[Saved entries]
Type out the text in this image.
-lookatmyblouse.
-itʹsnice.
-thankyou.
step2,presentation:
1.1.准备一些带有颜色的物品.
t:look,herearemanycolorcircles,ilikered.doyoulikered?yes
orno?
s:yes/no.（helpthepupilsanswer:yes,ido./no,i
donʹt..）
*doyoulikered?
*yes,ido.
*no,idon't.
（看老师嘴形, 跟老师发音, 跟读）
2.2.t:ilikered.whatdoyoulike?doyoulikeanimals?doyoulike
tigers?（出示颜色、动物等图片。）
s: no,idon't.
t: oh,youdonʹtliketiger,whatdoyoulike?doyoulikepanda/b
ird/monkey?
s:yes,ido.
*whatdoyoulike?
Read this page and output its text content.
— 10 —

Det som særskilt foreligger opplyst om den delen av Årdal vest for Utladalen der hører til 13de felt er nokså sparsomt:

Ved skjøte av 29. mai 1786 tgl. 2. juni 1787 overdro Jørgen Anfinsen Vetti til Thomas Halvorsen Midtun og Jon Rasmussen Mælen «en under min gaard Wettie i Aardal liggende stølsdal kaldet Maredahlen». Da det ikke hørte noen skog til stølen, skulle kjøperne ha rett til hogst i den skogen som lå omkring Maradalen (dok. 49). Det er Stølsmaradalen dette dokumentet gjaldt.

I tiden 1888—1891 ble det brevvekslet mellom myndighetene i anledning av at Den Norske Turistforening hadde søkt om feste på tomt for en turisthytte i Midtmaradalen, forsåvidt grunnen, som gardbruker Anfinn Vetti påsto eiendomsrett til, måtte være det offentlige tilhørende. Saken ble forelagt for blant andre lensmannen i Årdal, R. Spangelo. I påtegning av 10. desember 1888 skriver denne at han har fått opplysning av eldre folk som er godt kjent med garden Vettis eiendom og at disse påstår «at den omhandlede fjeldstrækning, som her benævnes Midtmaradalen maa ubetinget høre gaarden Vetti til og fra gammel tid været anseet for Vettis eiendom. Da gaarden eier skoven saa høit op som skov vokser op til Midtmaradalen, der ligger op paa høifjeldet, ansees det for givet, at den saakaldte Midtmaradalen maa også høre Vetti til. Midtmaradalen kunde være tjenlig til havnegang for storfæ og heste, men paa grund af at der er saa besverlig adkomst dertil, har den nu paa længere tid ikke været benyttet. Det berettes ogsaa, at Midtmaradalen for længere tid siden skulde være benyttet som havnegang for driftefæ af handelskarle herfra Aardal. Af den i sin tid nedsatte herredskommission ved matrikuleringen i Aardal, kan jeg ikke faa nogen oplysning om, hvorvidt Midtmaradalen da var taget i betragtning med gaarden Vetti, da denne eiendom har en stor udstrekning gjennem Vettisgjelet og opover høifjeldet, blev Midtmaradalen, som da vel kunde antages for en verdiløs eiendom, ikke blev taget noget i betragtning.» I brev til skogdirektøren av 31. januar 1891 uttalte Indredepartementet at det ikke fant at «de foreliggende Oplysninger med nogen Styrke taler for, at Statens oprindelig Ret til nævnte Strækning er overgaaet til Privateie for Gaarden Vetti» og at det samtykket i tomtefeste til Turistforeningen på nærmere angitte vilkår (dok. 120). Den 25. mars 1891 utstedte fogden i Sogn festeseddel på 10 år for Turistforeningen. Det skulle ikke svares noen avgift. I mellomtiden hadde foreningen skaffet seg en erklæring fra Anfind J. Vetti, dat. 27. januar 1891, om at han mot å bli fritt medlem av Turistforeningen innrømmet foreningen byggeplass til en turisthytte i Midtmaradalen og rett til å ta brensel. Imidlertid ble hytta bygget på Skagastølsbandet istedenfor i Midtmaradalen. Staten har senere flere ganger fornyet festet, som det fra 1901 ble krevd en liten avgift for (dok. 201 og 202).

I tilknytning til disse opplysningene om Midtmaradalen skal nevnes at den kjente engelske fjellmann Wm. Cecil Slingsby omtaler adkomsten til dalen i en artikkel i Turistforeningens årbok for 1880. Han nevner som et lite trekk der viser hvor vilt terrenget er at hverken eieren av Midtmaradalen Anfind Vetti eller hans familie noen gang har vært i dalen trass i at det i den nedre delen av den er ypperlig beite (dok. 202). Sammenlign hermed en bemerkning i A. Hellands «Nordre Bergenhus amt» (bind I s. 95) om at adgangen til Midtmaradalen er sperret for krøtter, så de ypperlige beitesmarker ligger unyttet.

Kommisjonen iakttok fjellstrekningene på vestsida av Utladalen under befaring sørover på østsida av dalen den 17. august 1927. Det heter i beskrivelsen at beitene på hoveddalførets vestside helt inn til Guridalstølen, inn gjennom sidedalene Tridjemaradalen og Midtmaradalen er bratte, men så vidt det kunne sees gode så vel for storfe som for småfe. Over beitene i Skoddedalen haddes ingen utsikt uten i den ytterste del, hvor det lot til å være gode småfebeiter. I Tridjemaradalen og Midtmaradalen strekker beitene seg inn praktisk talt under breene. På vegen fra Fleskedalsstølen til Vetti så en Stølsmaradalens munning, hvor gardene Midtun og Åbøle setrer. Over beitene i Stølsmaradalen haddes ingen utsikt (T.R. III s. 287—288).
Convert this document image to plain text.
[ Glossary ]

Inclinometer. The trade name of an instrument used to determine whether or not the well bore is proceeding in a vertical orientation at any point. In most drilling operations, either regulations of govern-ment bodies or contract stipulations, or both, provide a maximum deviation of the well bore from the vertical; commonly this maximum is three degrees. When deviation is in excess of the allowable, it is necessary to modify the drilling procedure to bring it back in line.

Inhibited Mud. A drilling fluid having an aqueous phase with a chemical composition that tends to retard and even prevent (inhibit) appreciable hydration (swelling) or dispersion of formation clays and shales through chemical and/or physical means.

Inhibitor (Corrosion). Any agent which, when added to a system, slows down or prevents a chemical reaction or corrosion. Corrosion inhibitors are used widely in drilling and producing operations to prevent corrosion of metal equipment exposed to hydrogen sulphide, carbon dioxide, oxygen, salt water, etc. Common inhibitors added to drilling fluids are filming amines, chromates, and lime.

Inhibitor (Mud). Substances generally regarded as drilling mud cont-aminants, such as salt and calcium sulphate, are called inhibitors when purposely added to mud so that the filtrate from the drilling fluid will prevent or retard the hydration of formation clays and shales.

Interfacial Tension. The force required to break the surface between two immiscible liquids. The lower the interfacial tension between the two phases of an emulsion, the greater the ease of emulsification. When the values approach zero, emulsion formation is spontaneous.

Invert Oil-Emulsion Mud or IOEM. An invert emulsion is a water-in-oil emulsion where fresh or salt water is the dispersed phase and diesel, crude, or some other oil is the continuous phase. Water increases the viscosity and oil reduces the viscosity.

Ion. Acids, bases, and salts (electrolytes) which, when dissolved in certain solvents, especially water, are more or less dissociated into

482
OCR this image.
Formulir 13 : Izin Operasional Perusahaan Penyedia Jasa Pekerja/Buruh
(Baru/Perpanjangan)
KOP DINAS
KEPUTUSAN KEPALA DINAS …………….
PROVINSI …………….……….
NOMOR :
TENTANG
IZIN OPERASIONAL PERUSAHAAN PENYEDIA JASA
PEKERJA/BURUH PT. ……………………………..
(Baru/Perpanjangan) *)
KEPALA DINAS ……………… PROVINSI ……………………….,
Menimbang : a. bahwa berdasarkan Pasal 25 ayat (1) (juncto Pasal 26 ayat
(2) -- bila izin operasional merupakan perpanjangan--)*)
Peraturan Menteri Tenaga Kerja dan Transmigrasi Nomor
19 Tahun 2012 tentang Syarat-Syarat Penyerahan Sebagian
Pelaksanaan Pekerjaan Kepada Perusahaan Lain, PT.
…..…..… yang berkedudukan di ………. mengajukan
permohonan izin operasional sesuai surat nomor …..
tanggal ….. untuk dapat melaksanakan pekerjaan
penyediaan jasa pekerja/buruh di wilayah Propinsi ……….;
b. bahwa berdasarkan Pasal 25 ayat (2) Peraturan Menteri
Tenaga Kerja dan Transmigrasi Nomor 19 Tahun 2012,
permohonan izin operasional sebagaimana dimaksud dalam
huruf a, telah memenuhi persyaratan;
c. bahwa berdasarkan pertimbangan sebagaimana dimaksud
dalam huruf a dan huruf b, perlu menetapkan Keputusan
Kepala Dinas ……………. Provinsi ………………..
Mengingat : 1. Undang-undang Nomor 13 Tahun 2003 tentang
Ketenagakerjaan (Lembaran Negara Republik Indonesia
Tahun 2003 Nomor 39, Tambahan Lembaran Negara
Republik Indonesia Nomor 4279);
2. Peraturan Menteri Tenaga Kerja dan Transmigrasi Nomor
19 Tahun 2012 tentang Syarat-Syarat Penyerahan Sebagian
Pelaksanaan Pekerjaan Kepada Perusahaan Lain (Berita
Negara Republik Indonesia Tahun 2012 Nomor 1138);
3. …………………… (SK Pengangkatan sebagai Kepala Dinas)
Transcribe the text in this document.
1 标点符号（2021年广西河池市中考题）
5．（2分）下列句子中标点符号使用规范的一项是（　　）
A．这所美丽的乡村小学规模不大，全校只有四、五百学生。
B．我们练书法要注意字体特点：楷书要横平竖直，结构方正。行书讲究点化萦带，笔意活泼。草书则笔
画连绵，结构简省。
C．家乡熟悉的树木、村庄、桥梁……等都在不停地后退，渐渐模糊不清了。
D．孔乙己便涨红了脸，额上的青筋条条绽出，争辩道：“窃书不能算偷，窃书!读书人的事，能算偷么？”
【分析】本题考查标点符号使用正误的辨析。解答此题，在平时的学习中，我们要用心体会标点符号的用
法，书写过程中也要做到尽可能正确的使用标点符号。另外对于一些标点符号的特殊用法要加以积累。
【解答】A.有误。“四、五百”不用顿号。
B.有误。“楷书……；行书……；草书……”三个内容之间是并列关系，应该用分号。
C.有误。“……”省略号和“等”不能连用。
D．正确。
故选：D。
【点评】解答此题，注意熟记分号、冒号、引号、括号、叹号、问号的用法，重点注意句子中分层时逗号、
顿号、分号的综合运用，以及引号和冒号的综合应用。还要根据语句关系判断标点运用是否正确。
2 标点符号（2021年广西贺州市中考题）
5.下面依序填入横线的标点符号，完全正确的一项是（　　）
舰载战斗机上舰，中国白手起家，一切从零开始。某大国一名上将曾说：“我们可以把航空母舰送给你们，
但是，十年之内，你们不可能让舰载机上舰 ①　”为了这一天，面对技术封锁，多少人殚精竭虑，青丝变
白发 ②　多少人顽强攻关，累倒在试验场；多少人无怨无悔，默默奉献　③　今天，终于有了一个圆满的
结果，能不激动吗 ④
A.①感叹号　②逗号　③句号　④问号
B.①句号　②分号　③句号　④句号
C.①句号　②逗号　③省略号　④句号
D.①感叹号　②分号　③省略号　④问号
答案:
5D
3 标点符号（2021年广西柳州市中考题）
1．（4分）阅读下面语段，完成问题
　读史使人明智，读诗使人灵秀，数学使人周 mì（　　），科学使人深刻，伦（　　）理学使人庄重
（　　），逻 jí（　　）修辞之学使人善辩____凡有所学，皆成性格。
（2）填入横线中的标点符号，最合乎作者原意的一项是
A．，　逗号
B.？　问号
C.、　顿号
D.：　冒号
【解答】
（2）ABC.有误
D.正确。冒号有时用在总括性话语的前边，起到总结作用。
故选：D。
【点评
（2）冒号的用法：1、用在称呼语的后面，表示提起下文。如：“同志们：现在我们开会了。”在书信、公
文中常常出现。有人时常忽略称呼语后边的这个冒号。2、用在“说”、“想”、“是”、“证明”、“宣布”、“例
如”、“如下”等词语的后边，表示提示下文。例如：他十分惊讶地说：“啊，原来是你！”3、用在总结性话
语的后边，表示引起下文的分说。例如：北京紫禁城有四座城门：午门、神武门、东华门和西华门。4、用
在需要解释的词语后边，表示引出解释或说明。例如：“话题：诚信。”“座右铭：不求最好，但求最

» **Task description**
Return a copy of every line that includes the word "Peraturan".

» **Result for this task**
Peraturan Menteri Tenaga Kerja dan Transmigrasi Nomor
b. bahwa berdasarkan Pasal 25 ayat (2) Peraturan Menteri
2. Peraturan Menteri Tenaga Kerja dan Transmigrasi Nomor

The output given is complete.